Apple has assured iMessage users that it does not have easy access to the messages sent through its servers and that it has no desire to read them anyway. The statement comes after security researchers at QuarksLab claimed the Cupertino company could intercept iMessage communications between its users if it wanted to.
“Apple can read your iMessages if they choose to, or if they are required to do so by a government order,” QuarksLab said in a white paper that was presented to Hack in the Box conference attendees on Thursday.
The company explained that because Apple has control over the iMessage encryption keys that are used to protect messages between sender and recipient, it could carry out a “man-in-the-middle” attack on the two and intercept the messages without alerting users if it wanted to.
“As Apple claims, there is end-to-end encryption,” QuarksLab said. “The weakness is in the key infrastructure as it is controlled by Apple: They can change a key anytime they want, thus read the content of our iMessages.”

# Records
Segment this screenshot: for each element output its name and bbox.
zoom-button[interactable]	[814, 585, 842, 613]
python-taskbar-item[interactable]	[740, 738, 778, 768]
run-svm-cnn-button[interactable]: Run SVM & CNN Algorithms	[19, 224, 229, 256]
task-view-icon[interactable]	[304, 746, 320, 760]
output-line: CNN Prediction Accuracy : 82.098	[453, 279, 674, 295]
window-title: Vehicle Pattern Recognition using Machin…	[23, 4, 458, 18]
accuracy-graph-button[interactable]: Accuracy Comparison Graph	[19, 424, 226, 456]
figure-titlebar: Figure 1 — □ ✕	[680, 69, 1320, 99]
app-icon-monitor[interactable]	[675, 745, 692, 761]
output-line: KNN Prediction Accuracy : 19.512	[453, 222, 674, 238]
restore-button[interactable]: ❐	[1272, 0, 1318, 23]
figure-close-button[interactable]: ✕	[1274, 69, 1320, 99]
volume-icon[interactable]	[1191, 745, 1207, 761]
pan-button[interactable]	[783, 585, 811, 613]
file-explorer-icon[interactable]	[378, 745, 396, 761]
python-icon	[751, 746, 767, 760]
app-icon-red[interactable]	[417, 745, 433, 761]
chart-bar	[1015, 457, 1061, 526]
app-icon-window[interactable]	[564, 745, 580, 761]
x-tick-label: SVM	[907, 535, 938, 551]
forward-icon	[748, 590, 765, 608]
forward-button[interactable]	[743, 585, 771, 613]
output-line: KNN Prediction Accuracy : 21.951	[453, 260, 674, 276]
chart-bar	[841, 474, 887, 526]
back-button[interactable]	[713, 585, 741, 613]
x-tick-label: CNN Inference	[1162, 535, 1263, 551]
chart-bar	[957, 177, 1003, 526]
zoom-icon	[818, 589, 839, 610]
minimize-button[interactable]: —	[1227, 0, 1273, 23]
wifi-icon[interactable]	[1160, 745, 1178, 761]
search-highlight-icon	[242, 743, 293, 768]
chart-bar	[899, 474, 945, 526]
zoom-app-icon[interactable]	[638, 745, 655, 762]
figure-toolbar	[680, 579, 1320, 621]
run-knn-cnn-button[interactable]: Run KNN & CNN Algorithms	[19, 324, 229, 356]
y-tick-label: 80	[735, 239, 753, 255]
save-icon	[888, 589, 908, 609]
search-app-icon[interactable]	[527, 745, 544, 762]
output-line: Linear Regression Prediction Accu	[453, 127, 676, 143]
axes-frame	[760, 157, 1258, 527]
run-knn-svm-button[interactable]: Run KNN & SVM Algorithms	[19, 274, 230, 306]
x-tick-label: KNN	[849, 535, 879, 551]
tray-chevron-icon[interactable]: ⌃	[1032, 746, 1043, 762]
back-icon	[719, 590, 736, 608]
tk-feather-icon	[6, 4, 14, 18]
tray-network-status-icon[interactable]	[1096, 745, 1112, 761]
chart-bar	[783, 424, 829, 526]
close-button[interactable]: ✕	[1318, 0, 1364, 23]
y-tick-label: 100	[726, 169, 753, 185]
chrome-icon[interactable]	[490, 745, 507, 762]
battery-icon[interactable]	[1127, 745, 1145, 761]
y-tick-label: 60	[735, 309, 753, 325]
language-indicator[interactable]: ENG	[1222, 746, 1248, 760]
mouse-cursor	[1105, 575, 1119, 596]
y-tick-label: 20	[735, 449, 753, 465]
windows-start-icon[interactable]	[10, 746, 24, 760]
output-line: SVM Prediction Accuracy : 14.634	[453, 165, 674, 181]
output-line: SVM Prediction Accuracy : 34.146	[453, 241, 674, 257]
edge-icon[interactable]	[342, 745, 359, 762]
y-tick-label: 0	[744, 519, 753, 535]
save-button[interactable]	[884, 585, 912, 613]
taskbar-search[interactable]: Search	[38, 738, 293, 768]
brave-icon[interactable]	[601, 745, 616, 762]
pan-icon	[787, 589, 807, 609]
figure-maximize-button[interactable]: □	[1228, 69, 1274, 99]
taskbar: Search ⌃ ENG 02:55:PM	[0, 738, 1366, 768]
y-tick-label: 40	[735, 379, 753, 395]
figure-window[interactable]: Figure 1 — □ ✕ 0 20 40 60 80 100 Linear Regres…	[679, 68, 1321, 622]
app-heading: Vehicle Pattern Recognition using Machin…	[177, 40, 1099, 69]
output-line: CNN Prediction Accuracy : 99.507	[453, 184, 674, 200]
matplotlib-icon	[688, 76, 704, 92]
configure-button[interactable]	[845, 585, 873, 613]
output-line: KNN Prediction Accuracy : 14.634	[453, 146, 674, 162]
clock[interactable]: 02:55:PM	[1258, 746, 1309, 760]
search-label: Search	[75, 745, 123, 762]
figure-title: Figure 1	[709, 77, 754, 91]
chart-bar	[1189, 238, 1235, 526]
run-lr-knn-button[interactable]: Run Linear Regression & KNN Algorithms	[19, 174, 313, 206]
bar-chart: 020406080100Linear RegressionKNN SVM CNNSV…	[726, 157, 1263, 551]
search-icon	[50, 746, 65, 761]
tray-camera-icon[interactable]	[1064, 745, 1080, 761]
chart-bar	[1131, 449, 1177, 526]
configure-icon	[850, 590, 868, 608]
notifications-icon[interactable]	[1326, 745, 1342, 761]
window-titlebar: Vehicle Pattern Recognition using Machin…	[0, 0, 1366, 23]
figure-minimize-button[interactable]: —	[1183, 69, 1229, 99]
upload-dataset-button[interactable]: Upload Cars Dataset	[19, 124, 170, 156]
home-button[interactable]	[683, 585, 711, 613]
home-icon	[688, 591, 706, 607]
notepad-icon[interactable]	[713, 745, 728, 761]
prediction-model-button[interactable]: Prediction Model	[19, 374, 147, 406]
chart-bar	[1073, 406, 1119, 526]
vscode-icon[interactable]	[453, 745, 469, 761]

# Exercise A
List every direct quotation from QuarksLab that appears inside quotation marks in the iMessage article, giving each one separately.
# Exercise B
From the iMessage article, copy word for word the passage beginning with the words "The company explained" and ending with "alerting users if it wanted to.".

# Task result A
- "Apple can read your iMessages if they choose to, or if they are required to do so by a government order,"
- "As Apple claims, there is end-to-end encryption,"
- "The weakness is in the key infrastructure as it is controlled by Apple: They can change a key anytime they want, thus read the content of our iMessages."

# Task result B
The company explained that because Apple has control over the iMessage encryption keys that are used to protect messages between sender and recipient, it could carry out a “man-in-the-middle” attack on the two and intercept the messages without alerting users if it wanted to.